* _Given records_
▬▬▬

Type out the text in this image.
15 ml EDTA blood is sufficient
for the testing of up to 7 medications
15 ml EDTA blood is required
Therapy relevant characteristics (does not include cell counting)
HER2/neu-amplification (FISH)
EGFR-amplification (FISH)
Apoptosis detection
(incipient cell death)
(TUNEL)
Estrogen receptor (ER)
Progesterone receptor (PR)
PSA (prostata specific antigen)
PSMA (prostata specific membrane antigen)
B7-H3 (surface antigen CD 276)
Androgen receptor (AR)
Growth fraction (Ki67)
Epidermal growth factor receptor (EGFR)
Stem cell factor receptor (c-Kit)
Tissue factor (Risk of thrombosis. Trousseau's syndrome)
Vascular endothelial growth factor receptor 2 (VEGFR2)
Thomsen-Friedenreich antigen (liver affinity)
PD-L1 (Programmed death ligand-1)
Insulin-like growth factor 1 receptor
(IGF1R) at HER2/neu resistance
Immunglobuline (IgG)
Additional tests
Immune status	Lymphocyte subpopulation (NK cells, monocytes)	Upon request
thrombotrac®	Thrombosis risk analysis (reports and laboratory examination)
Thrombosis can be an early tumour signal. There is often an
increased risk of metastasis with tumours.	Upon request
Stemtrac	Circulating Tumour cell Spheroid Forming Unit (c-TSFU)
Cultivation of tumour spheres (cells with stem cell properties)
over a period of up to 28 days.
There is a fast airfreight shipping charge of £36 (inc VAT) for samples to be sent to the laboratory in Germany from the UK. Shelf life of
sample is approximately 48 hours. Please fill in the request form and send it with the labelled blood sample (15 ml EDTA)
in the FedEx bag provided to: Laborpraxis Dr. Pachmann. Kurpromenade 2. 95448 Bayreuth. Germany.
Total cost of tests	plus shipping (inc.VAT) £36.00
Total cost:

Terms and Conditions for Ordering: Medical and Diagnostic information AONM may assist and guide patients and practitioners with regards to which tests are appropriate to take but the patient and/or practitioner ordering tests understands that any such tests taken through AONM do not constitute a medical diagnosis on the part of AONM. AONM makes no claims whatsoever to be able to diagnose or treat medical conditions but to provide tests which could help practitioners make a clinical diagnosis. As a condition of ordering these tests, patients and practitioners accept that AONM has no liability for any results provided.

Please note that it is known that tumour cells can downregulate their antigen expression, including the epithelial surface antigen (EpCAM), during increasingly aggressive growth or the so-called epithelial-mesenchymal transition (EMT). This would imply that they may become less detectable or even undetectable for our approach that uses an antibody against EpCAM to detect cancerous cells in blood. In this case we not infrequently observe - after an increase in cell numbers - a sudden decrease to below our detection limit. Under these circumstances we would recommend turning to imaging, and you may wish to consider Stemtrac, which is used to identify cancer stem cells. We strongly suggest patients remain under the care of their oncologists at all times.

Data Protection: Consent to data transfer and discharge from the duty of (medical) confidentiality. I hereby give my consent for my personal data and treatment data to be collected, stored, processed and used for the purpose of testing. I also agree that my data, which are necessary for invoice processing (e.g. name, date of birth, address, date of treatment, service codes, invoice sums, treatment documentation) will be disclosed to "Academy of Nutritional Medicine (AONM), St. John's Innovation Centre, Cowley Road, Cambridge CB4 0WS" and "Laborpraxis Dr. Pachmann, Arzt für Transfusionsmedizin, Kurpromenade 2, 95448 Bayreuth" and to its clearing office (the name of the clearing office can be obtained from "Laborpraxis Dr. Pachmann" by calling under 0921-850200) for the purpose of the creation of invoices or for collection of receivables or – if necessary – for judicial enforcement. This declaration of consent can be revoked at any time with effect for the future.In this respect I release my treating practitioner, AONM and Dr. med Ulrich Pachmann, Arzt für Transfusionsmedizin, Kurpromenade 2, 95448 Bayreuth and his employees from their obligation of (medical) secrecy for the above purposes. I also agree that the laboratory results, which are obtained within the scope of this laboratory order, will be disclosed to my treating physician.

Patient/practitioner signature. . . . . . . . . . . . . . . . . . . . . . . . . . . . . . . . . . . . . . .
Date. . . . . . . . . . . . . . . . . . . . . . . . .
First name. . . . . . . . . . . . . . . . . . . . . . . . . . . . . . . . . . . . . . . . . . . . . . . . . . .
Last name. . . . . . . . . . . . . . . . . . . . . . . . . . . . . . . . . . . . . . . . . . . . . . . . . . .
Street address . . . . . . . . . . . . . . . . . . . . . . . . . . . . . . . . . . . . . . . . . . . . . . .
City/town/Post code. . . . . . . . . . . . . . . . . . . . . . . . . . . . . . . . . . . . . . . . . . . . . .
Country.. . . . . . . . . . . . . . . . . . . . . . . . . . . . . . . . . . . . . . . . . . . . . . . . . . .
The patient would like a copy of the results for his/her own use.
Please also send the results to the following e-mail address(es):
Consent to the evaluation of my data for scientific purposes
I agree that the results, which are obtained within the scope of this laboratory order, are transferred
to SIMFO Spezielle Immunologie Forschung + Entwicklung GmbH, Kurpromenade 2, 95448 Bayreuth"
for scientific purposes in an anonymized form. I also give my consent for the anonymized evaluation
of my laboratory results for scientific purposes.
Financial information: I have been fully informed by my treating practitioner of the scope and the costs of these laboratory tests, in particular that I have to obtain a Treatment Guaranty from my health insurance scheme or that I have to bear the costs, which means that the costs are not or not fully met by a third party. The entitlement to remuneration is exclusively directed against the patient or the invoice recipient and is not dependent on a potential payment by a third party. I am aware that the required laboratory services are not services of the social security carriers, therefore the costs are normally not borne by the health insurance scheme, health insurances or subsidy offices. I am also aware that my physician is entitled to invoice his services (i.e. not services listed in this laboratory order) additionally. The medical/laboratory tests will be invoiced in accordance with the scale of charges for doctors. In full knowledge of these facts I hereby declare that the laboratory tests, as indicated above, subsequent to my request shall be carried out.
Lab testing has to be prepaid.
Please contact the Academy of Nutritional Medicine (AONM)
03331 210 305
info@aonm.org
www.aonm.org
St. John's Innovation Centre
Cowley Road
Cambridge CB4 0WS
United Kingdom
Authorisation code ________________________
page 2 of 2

▬▬▬

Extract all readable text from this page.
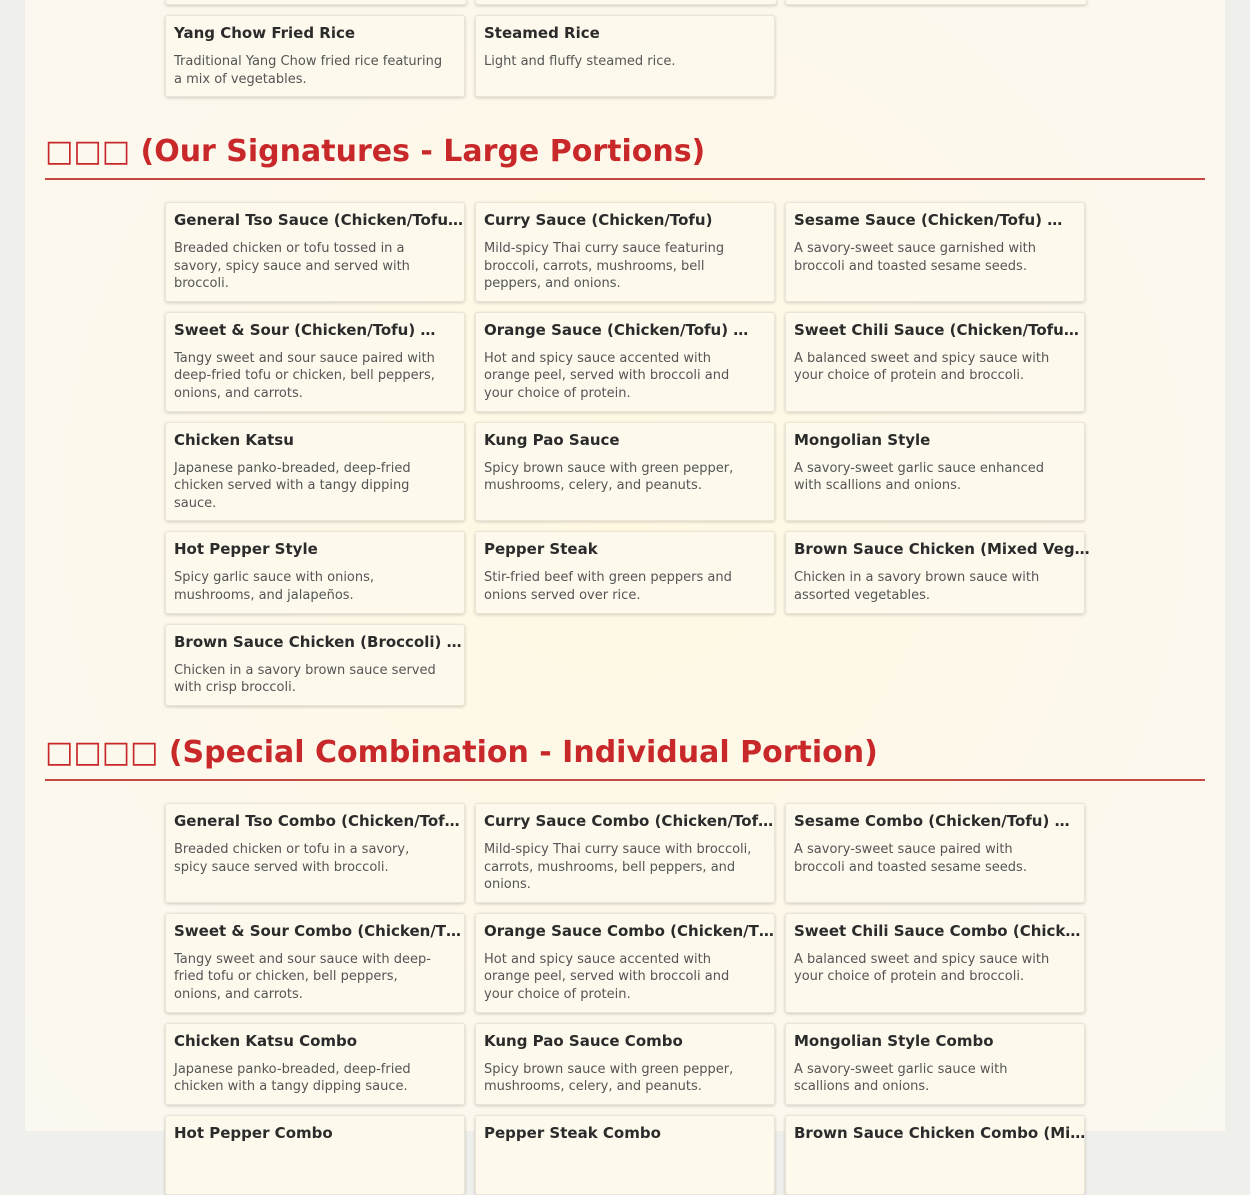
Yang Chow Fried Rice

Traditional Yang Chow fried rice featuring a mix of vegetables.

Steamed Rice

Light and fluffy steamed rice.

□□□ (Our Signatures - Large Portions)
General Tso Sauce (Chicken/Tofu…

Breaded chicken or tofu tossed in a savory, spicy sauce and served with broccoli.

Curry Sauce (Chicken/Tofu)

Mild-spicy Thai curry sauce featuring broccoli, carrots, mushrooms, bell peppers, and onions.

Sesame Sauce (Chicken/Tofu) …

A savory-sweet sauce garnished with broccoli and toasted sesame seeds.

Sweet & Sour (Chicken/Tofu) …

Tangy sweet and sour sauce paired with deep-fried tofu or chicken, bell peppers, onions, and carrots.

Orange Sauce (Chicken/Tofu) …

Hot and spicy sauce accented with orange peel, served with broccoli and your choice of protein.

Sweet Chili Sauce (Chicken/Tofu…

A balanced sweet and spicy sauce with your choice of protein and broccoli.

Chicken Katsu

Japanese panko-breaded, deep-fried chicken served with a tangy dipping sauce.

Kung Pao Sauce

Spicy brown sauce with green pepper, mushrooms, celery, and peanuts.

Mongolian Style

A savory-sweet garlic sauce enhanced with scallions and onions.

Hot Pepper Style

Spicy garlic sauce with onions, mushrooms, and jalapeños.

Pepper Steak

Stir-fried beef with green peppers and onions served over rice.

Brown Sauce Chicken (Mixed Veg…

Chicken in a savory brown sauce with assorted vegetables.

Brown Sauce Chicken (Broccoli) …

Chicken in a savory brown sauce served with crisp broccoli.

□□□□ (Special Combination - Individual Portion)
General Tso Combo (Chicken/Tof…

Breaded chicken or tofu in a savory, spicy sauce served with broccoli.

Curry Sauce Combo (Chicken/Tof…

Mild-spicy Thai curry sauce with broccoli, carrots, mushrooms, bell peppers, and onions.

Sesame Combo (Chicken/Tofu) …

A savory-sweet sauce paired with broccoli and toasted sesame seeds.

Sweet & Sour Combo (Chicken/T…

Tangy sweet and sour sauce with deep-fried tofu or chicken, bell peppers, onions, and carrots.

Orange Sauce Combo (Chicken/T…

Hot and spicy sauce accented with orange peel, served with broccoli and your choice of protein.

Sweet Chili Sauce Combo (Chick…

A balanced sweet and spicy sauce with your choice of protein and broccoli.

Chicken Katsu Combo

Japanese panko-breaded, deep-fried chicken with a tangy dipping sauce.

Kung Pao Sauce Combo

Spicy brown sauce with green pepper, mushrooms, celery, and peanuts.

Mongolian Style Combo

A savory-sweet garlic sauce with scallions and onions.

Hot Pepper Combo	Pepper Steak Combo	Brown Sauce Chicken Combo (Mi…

▬▬▬

* _Required action_
Return the lines of the records that include the string "specific".

* _Answer to this task_
PSA (prostata specific antigen)
PSMA (prostata specific membrane antigen)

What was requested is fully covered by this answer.